--- start of Raw records ---
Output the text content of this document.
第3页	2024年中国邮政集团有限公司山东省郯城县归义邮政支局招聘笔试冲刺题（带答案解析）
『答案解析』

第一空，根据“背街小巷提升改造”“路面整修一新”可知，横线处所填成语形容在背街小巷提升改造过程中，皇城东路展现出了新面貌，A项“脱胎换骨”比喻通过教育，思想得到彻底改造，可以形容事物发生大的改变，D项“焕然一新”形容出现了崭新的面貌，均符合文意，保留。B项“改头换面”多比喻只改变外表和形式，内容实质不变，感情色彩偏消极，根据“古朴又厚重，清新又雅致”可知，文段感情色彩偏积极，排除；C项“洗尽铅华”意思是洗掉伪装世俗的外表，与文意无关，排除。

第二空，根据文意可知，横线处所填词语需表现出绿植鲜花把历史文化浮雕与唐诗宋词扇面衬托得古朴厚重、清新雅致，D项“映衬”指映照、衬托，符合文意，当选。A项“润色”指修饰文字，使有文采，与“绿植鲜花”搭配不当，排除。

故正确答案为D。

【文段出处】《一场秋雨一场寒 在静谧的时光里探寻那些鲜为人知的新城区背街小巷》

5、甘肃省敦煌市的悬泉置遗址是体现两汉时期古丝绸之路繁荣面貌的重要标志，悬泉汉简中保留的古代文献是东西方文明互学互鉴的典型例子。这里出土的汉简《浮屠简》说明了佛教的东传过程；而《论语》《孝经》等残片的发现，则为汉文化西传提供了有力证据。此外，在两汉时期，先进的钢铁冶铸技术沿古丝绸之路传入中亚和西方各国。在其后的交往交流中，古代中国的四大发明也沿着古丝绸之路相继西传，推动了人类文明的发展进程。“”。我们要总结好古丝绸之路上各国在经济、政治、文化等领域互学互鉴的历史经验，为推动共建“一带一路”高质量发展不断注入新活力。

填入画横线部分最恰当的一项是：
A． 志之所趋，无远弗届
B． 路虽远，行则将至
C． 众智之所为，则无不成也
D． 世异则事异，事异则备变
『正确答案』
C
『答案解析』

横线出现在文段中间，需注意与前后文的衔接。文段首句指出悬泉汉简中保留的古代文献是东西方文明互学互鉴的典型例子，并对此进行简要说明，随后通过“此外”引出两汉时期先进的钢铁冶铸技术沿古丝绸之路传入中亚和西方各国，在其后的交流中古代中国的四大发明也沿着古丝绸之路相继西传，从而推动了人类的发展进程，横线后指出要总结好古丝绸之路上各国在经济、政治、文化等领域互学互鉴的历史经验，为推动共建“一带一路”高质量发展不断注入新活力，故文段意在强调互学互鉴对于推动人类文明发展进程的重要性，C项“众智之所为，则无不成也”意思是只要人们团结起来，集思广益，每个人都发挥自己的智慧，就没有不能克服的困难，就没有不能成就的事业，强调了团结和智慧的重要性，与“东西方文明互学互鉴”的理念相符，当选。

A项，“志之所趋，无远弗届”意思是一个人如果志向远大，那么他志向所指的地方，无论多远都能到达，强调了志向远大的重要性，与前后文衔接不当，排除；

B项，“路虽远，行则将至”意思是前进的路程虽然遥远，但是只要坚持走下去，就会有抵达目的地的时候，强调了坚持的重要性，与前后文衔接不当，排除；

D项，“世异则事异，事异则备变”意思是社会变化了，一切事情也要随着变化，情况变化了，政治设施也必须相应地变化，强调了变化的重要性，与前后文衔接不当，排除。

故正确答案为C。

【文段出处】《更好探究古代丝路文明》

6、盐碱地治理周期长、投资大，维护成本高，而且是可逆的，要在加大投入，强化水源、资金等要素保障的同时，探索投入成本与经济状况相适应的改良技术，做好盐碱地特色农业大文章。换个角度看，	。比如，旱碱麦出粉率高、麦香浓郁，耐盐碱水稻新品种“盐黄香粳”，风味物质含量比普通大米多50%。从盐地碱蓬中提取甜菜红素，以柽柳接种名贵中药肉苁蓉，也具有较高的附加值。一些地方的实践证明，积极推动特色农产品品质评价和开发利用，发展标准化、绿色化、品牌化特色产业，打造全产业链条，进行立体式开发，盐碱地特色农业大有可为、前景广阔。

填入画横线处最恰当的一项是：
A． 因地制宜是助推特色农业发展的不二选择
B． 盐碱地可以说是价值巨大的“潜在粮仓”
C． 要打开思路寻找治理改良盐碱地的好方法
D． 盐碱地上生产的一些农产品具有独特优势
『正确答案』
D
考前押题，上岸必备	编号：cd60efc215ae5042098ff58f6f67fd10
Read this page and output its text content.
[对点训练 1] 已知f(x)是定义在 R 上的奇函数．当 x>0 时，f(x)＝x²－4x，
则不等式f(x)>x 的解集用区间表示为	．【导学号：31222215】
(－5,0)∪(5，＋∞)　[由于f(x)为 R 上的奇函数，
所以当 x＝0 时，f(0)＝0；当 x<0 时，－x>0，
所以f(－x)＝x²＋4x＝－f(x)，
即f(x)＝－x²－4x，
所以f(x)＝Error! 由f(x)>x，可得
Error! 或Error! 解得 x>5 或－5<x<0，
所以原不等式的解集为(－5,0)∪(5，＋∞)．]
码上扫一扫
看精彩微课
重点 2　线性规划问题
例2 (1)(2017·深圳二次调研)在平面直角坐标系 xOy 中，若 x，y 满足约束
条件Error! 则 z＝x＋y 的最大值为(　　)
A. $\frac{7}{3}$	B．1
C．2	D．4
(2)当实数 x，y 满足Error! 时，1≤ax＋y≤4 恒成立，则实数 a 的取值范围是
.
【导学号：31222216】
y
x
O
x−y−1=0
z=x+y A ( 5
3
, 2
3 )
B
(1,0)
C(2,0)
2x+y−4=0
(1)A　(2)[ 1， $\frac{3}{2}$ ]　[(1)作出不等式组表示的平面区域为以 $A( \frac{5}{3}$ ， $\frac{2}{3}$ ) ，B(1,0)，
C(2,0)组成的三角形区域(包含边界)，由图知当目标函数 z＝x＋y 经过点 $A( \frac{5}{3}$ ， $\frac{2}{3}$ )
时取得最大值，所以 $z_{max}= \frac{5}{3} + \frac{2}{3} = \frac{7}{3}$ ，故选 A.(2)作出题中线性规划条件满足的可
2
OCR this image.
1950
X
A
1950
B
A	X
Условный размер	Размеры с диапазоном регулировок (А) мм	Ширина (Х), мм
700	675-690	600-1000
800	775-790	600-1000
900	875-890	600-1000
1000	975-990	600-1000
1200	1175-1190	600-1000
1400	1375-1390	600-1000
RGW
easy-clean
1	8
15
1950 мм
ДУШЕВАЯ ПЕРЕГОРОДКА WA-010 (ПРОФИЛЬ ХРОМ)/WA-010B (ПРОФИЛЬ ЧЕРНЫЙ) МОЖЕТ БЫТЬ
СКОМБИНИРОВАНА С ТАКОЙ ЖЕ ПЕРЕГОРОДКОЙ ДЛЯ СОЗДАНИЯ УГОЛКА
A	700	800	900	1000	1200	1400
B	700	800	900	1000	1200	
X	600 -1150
--- end of Raw records ---
Goal: Reproduce all the records precisely.

Worked solution:
Output the text content of this document.
第3页	2024年中国邮政集团有限公司山东省郯城县归义邮政支局招聘笔试冲刺题（带答案解析）
『答案解析』

第一空，根据“背街小巷提升改造”“路面整修一新”可知，横线处所填成语形容在背街小巷提升改造过程中，皇城东路展现出了新面貌，A项“脱胎换骨”比喻通过教育，思想得到彻底改造，可以形容事物发生大的改变，D项“焕然一新”形容出现了崭新的面貌，均符合文意，保留。B项“改头换面”多比喻只改变外表和形式，内容实质不变，感情色彩偏消极，根据“古朴又厚重，清新又雅致”可知，文段感情色彩偏积极，排除；C项“洗尽铅华”意思是洗掉伪装世俗的外表，与文意无关，排除。

第二空，根据文意可知，横线处所填词语需表现出绿植鲜花把历史文化浮雕与唐诗宋词扇面衬托得古朴厚重、清新雅致，D项“映衬”指映照、衬托，符合文意，当选。A项“润色”指修饰文字，使有文采，与“绿植鲜花”搭配不当，排除。

故正确答案为D。

【文段出处】《一场秋雨一场寒 在静谧的时光里探寻那些鲜为人知的新城区背街小巷》

5、甘肃省敦煌市的悬泉置遗址是体现两汉时期古丝绸之路繁荣面貌的重要标志，悬泉汉简中保留的古代文献是东西方文明互学互鉴的典型例子。这里出土的汉简《浮屠简》说明了佛教的东传过程；而《论语》《孝经》等残片的发现，则为汉文化西传提供了有力证据。此外，在两汉时期，先进的钢铁冶铸技术沿古丝绸之路传入中亚和西方各国。在其后的交往交流中，古代中国的四大发明也沿着古丝绸之路相继西传，推动了人类文明的发展进程。“”。我们要总结好古丝绸之路上各国在经济、政治、文化等领域互学互鉴的历史经验，为推动共建“一带一路”高质量发展不断注入新活力。

填入画横线部分最恰当的一项是：
A． 志之所趋，无远弗届
B． 路虽远，行则将至
C． 众智之所为，则无不成也
D． 世异则事异，事异则备变
『正确答案』
C
『答案解析』

横线出现在文段中间，需注意与前后文的衔接。文段首句指出悬泉汉简中保留的古代文献是东西方文明互学互鉴的典型例子，并对此进行简要说明，随后通过“此外”引出两汉时期先进的钢铁冶铸技术沿古丝绸之路传入中亚和西方各国，在其后的交流中古代中国的四大发明也沿着古丝绸之路相继西传，从而推动了人类的发展进程，横线后指出要总结好古丝绸之路上各国在经济、政治、文化等领域互学互鉴的历史经验，为推动共建“一带一路”高质量发展不断注入新活力，故文段意在强调互学互鉴对于推动人类文明发展进程的重要性，C项“众智之所为，则无不成也”意思是只要人们团结起来，集思广益，每个人都发挥自己的智慧，就没有不能克服的困难，就没有不能成就的事业，强调了团结和智慧的重要性，与“东西方文明互学互鉴”的理念相符，当选。

A项，“志之所趋，无远弗届”意思是一个人如果志向远大，那么他志向所指的地方，无论多远都能到达，强调了志向远大的重要性，与前后文衔接不当，排除；

B项，“路虽远，行则将至”意思是前进的路程虽然遥远，但是只要坚持走下去，就会有抵达目的地的时候，强调了坚持的重要性，与前后文衔接不当，排除；

D项，“世异则事异，事异则备变”意思是社会变化了，一切事情也要随着变化，情况变化了，政治设施也必须相应地变化，强调了变化的重要性，与前后文衔接不当，排除。

故正确答案为C。

【文段出处】《更好探究古代丝路文明》

6、盐碱地治理周期长、投资大，维护成本高，而且是可逆的，要在加大投入，强化水源、资金等要素保障的同时，探索投入成本与经济状况相适应的改良技术，做好盐碱地特色农业大文章。换个角度看，	。比如，旱碱麦出粉率高、麦香浓郁，耐盐碱水稻新品种“盐黄香粳”，风味物质含量比普通大米多50%。从盐地碱蓬中提取甜菜红素，以柽柳接种名贵中药肉苁蓉，也具有较高的附加值。一些地方的实践证明，积极推动特色农产品品质评价和开发利用，发展标准化、绿色化、品牌化特色产业，打造全产业链条，进行立体式开发，盐碱地特色农业大有可为、前景广阔。

填入画横线处最恰当的一项是：
A． 因地制宜是助推特色农业发展的不二选择
B． 盐碱地可以说是价值巨大的“潜在粮仓”
C． 要打开思路寻找治理改良盐碱地的好方法
D． 盐碱地上生产的一些农产品具有独特优势
『正确答案』
D
考前押题，上岸必备	编号：cd60efc215ae5042098ff58f6f67fd10
Read this page and output its text content.
[对点训练 1] 已知f(x)是定义在 R 上的奇函数．当 x>0 时，f(x)＝x²－4x，
则不等式f(x)>x 的解集用区间表示为	．【导学号：31222215】
(－5,0)∪(5，＋∞)　[由于f(x)为 R 上的奇函数，
所以当 x＝0 时，f(0)＝0；当 x<0 时，－x>0，
所以f(－x)＝x²＋4x＝－f(x)，
即f(x)＝－x²－4x，
所以f(x)＝Error! 由f(x)>x，可得
Error! 或Error! 解得 x>5 或－5<x<0，
所以原不等式的解集为(－5,0)∪(5，＋∞)．]
码上扫一扫
看精彩微课
重点 2　线性规划问题
例2 (1)(2017·深圳二次调研)在平面直角坐标系 xOy 中，若 x，y 满足约束
条件Error! 则 z＝x＋y 的最大值为(　　)
A. $\frac{7}{3}$	B．1
C．2	D．4
(2)当实数 x，y 满足Error! 时，1≤ax＋y≤4 恒成立，则实数 a 的取值范围是
.
【导学号：31222216】
y
x
O
x−y−1=0
z=x+y A ( 5
3
, 2
3 )
B
(1,0)
C(2,0)
2x+y−4=0
(1)A　(2)[ 1， $\frac{3}{2}$ ]　[(1)作出不等式组表示的平面区域为以 $A( \frac{5}{3}$ ， $\frac{2}{3}$ ) ，B(1,0)，
C(2,0)组成的三角形区域(包含边界)，由图知当目标函数 z＝x＋y 经过点 $A( \frac{5}{3}$ ， $\frac{2}{3}$ )
时取得最大值，所以 $z_{max}= \frac{5}{3} + \frac{2}{3} = \frac{7}{3}$ ，故选 A.(2)作出题中线性规划条件满足的可
2
OCR this image.
1950
X
A
1950
B
A	X
Условный размер	Размеры с диапазоном регулировок (А) мм	Ширина (Х), мм
700	675-690	600-1000
800	775-790	600-1000
900	875-890	600-1000
1000	975-990	600-1000
1200	1175-1190	600-1000
1400	1375-1390	600-1000
RGW
easy-clean
1	8
15
1950 мм
ДУШЕВАЯ ПЕРЕГОРОДКА WA-010 (ПРОФИЛЬ ХРОМ)/WA-010B (ПРОФИЛЬ ЧЕРНЫЙ) МОЖЕТ БЫТЬ
СКОМБИНИРОВАНА С ТАКОЙ ЖЕ ПЕРЕГОРОДКОЙ ДЛЯ СОЗДАНИЯ УГОЛКА
A	700	800	900	1000	1200	1400
B	700	800	900	1000	1200	
X	600 -1150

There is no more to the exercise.